• Exercise aim: Pick out the lines below that contain the string "color" and copy them all.

• Recorded data:
*-*-*

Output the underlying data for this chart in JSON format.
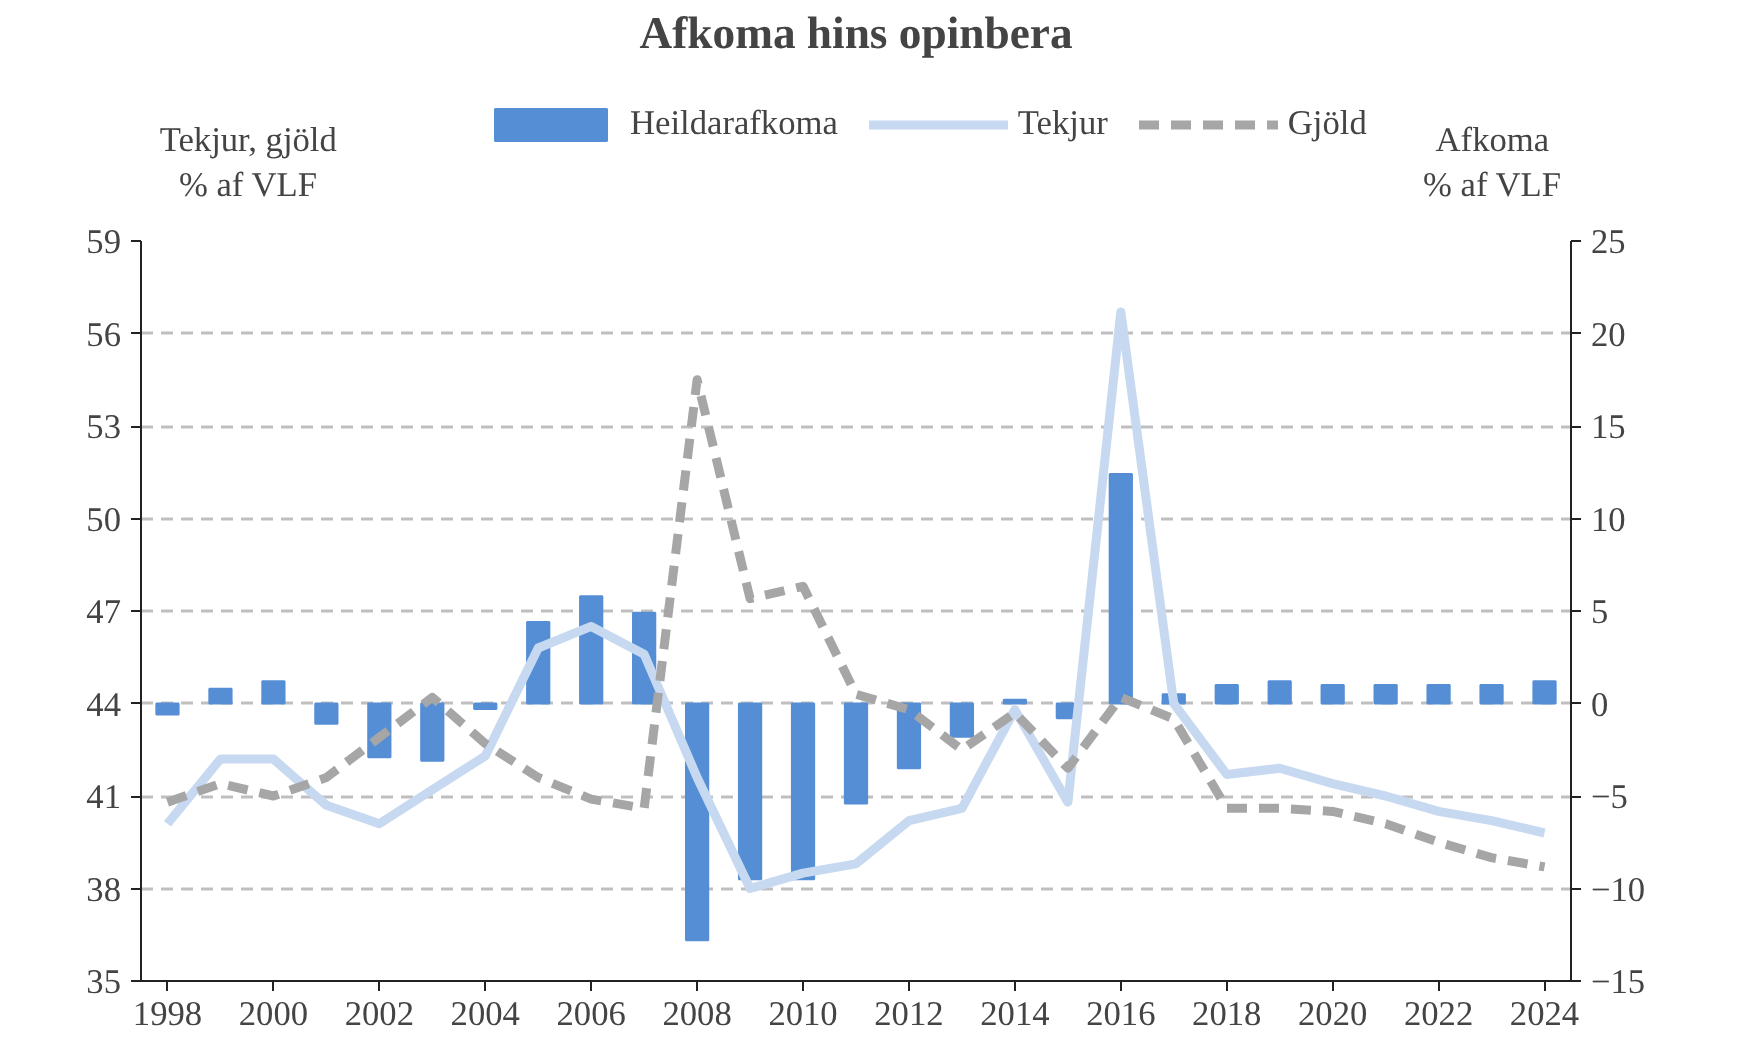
{
  "chart_data": {
    "type": "line",
    "title": "Afkoma hins opinbera",
    "ylabel": "Tekjur, gjöld\n% af VLF",
    "y2label": "Afkoma\n% af VLF",
    "x": [
      1998,
      1999,
      2000,
      2001,
      2002,
      2003,
      2004,
      2005,
      2006,
      2007,
      2008,
      2009,
      2010,
      2011,
      2012,
      2013,
      2014,
      2015,
      2016,
      2017,
      2018,
      2019,
      2020,
      2021,
      2022,
      2023,
      2024
    ],
    "xlim": [
      1997.5,
      2024.5
    ],
    "xticks": [
      1998,
      2000,
      2002,
      2004,
      2006,
      2008,
      2010,
      2012,
      2014,
      2016,
      2018,
      2020,
      2022,
      2024
    ],
    "ylim": [
      35,
      59
    ],
    "yticks": [
      35,
      38,
      41,
      44,
      47,
      50,
      53,
      56,
      59
    ],
    "y2lim": [
      -15,
      25
    ],
    "y2ticks": [
      -15,
      -10,
      -5,
      0,
      5,
      10,
      15,
      20,
      25
    ],
    "grid": "y",
    "legend": "top",
    "series": [
      {
        "name": "Heildarafkoma",
        "type": "bar",
        "axis": "y2",
        "color": "#558ed5",
        "values": [
          -0.6,
          0.8,
          1.2,
          -1.1,
          -2.9,
          -3.1,
          -0.3,
          4.4,
          5.8,
          4.9,
          -12.8,
          -9.5,
          -9.5,
          -5.4,
          -3.5,
          -1.8,
          0.2,
          -0.8,
          12.4,
          0.5,
          1.0,
          1.2,
          1.0,
          1.0,
          1.0,
          1.0,
          1.2
        ]
      },
      {
        "name": "Tekjur",
        "color": "#c6d9f1",
        "line_style": "solid",
        "values": [
          40.1,
          42.2,
          42.2,
          40.7,
          40.1,
          41.2,
          42.3,
          45.8,
          46.5,
          45.6,
          41.6,
          38.0,
          38.5,
          38.8,
          40.2,
          40.6,
          43.8,
          40.8,
          56.7,
          44.0,
          41.7,
          41.9,
          41.4,
          41.0,
          40.5,
          40.2,
          39.8
        ]
      },
      {
        "name": "Gjöld",
        "color": "#a6a6a6",
        "line_style": "dashed",
        "values": [
          40.8,
          41.4,
          41.0,
          41.6,
          42.9,
          44.2,
          42.7,
          41.6,
          40.9,
          40.6,
          54.5,
          47.4,
          47.8,
          44.3,
          43.8,
          42.5,
          43.7,
          41.9,
          44.2,
          43.5,
          40.6,
          40.6,
          40.5,
          40.1,
          39.5,
          39.0,
          38.7
        ]
      }
    ]
  }
}
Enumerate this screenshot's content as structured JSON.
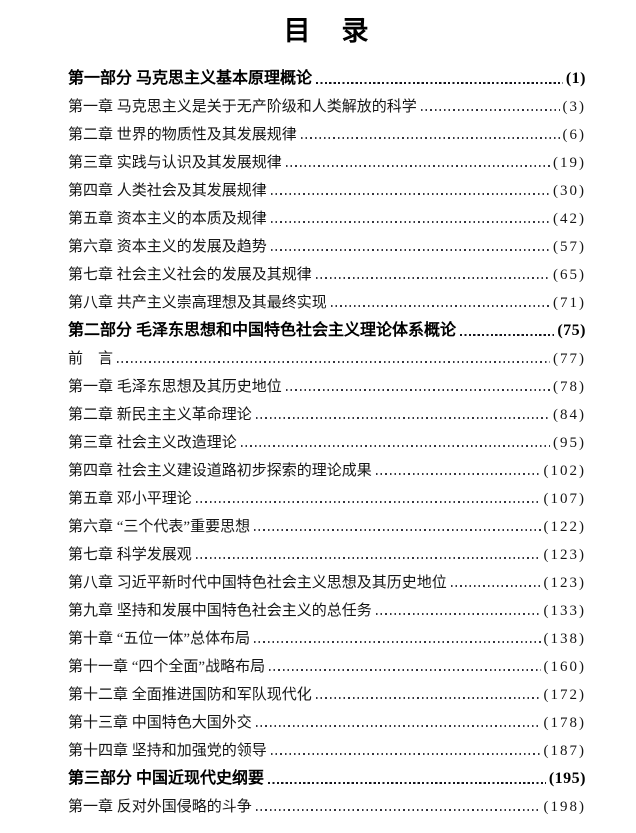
{
  "page": {
    "title": "目　录"
  },
  "toc": {
    "entries": [
      {
        "label": "第一部分 马克思主义基本原理概论",
        "page": "(1)",
        "level": "part"
      },
      {
        "label": "第一章 马克思主义是关于无产阶级和人类解放的科学",
        "page": "(3)",
        "level": "chapter"
      },
      {
        "label": "第二章 世界的物质性及其发展规律",
        "page": "(6)",
        "level": "chapter"
      },
      {
        "label": "第三章 实践与认识及其发展规律",
        "page": "(19)",
        "level": "chapter"
      },
      {
        "label": "第四章 人类社会及其发展规律",
        "page": "(30)",
        "level": "chapter"
      },
      {
        "label": "第五章 资本主义的本质及规律",
        "page": "(42)",
        "level": "chapter"
      },
      {
        "label": "第六章 资本主义的发展及趋势",
        "page": "(57)",
        "level": "chapter"
      },
      {
        "label": "第七章 社会主义社会的发展及其规律",
        "page": "(65)",
        "level": "chapter"
      },
      {
        "label": "第八章 共产主义崇高理想及其最终实现",
        "page": "(71)",
        "level": "chapter"
      },
      {
        "label": "第二部分 毛泽东思想和中国特色社会主义理论体系概论",
        "page": "(75)",
        "level": "part"
      },
      {
        "label": "前　言",
        "page": "(77)",
        "level": "chapter"
      },
      {
        "label": "第一章 毛泽东思想及其历史地位",
        "page": "(78)",
        "level": "chapter"
      },
      {
        "label": "第二章 新民主主义革命理论",
        "page": "(84)",
        "level": "chapter"
      },
      {
        "label": "第三章 社会主义改造理论",
        "page": "(95)",
        "level": "chapter"
      },
      {
        "label": "第四章 社会主义建设道路初步探索的理论成果",
        "page": "(102)",
        "level": "chapter"
      },
      {
        "label": "第五章 邓小平理论",
        "page": "(107)",
        "level": "chapter"
      },
      {
        "label": "第六章 “三个代表”重要思想",
        "page": "(122)",
        "level": "chapter"
      },
      {
        "label": "第七章 科学发展观",
        "page": "(123)",
        "level": "chapter"
      },
      {
        "label": "第八章 习近平新时代中国特色社会主义思想及其历史地位",
        "page": "(123)",
        "level": "chapter"
      },
      {
        "label": "第九章 坚持和发展中国特色社会主义的总任务",
        "page": "(133)",
        "level": "chapter"
      },
      {
        "label": "第十章 “五位一体”总体布局",
        "page": "(138)",
        "level": "chapter"
      },
      {
        "label": "第十一章 “四个全面”战略布局",
        "page": "(160)",
        "level": "chapter"
      },
      {
        "label": "第十二章 全面推进国防和军队现代化",
        "page": "(172)",
        "level": "chapter"
      },
      {
        "label": "第十三章 中国特色大国外交",
        "page": "(178)",
        "level": "chapter"
      },
      {
        "label": "第十四章 坚持和加强党的领导",
        "page": "(187)",
        "level": "chapter"
      },
      {
        "label": "第三部分 中国近现代史纲要",
        "page": "(195)",
        "level": "part"
      },
      {
        "label": "第一章 反对外国侵略的斗争",
        "page": "(198)",
        "level": "chapter"
      }
    ]
  }
}
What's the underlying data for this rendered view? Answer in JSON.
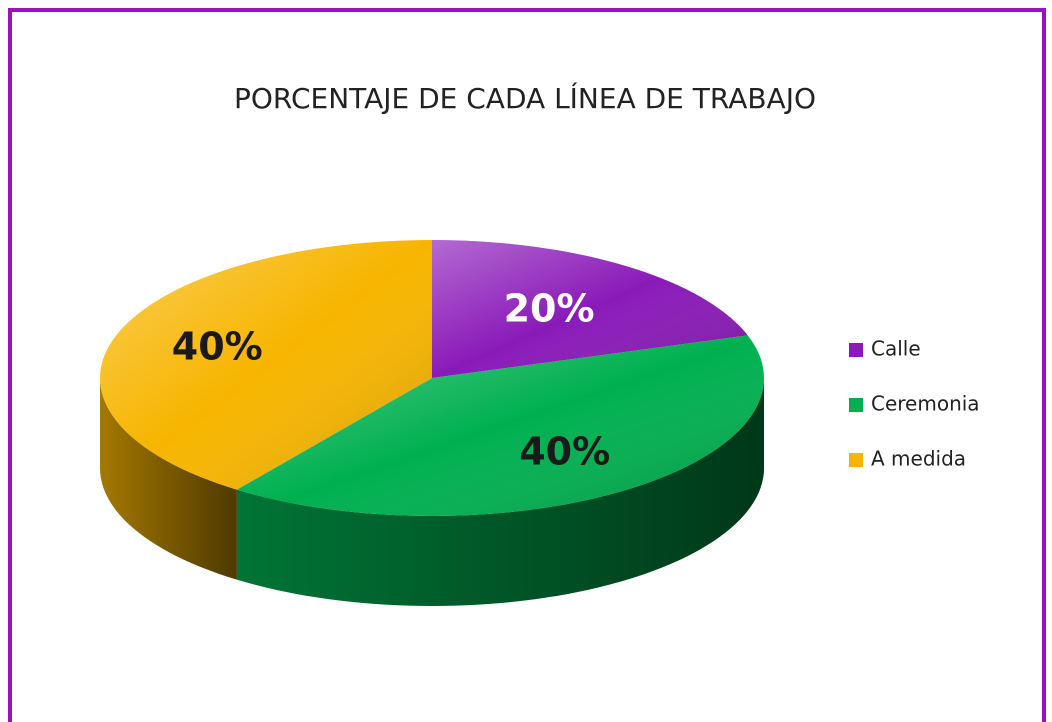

*-*-*

• Full answer:
        "color": "#558ed5",
        "color": "#c6d9f1",
        "color": "#a6a6a6",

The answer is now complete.